- _Exercise data_
****
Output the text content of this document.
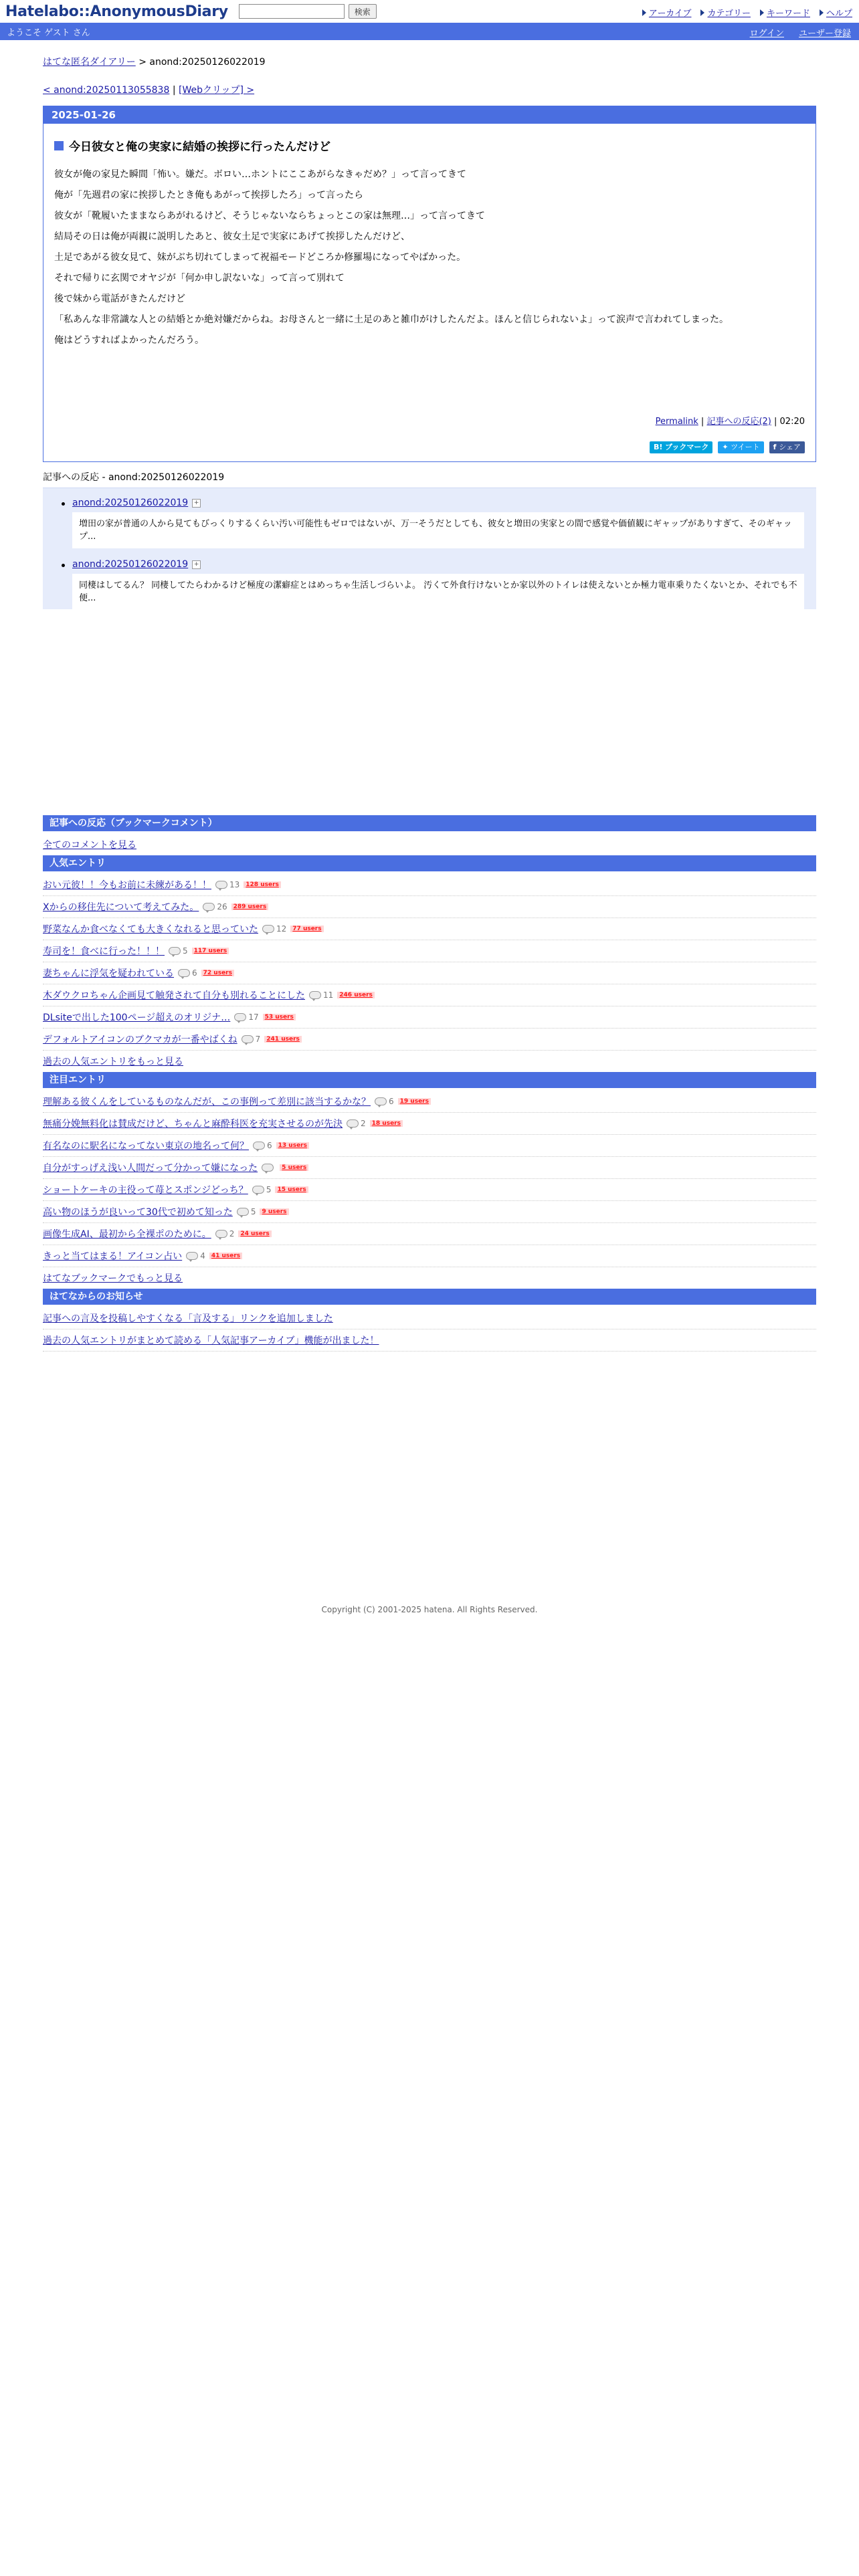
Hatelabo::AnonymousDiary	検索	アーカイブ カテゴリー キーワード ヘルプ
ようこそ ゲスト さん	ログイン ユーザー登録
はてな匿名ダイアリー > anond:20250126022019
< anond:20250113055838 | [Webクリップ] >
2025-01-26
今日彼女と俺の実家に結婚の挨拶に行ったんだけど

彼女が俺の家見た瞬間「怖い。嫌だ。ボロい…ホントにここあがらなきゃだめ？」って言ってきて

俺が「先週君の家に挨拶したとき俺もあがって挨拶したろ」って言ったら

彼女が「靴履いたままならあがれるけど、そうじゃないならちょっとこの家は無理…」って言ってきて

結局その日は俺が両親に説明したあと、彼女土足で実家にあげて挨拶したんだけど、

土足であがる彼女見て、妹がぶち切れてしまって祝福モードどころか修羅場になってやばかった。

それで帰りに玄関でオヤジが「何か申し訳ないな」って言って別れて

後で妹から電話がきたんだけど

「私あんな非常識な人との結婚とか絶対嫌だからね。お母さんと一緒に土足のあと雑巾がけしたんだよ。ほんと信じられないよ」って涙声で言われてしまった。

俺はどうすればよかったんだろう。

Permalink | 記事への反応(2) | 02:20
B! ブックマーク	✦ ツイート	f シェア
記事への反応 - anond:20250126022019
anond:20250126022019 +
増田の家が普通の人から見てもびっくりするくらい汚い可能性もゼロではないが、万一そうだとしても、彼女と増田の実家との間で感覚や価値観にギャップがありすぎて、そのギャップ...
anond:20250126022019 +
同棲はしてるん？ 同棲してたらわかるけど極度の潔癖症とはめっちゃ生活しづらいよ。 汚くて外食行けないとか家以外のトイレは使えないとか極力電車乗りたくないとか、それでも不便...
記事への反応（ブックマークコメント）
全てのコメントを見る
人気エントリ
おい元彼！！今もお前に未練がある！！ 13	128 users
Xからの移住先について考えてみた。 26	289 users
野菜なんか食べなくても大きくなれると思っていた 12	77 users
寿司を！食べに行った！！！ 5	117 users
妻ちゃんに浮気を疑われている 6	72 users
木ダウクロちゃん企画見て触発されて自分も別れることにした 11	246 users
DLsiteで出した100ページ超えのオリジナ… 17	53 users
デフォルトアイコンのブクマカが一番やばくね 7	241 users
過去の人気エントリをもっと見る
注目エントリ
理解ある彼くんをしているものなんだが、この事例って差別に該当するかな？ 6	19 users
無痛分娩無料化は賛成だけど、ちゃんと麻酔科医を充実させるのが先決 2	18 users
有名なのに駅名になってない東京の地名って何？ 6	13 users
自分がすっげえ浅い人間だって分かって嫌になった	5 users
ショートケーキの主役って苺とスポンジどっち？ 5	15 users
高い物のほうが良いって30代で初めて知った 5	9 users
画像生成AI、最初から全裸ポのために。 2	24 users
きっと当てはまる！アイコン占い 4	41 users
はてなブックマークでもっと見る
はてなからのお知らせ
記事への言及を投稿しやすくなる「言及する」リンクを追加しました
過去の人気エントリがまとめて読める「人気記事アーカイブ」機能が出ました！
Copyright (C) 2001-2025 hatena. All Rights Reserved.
****
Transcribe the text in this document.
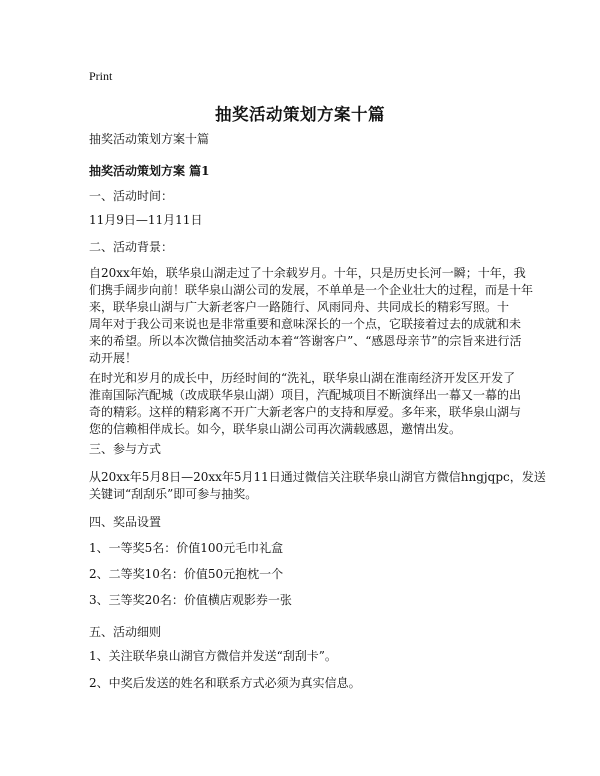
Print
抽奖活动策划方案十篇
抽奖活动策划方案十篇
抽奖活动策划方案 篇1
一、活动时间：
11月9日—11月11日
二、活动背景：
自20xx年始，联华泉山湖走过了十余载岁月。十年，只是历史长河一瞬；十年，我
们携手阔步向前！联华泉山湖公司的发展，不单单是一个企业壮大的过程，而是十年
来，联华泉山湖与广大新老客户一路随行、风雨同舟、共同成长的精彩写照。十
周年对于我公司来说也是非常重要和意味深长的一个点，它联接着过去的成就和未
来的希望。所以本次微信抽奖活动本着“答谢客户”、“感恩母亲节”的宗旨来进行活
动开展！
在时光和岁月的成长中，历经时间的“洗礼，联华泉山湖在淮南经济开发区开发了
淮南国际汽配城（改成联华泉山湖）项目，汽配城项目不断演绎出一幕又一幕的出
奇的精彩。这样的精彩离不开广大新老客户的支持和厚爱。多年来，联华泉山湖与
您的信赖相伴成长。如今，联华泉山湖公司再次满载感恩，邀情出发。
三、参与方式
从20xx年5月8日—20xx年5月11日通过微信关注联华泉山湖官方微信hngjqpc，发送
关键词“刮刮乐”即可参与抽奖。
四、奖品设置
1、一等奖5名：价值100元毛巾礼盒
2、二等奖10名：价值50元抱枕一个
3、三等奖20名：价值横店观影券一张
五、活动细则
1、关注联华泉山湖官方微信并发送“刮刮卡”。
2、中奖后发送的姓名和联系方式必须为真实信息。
****
- _What you need to do_
Of all the lines above, how many contain "記事への反応"? Give the number and nothing more.

- _Task solution_
3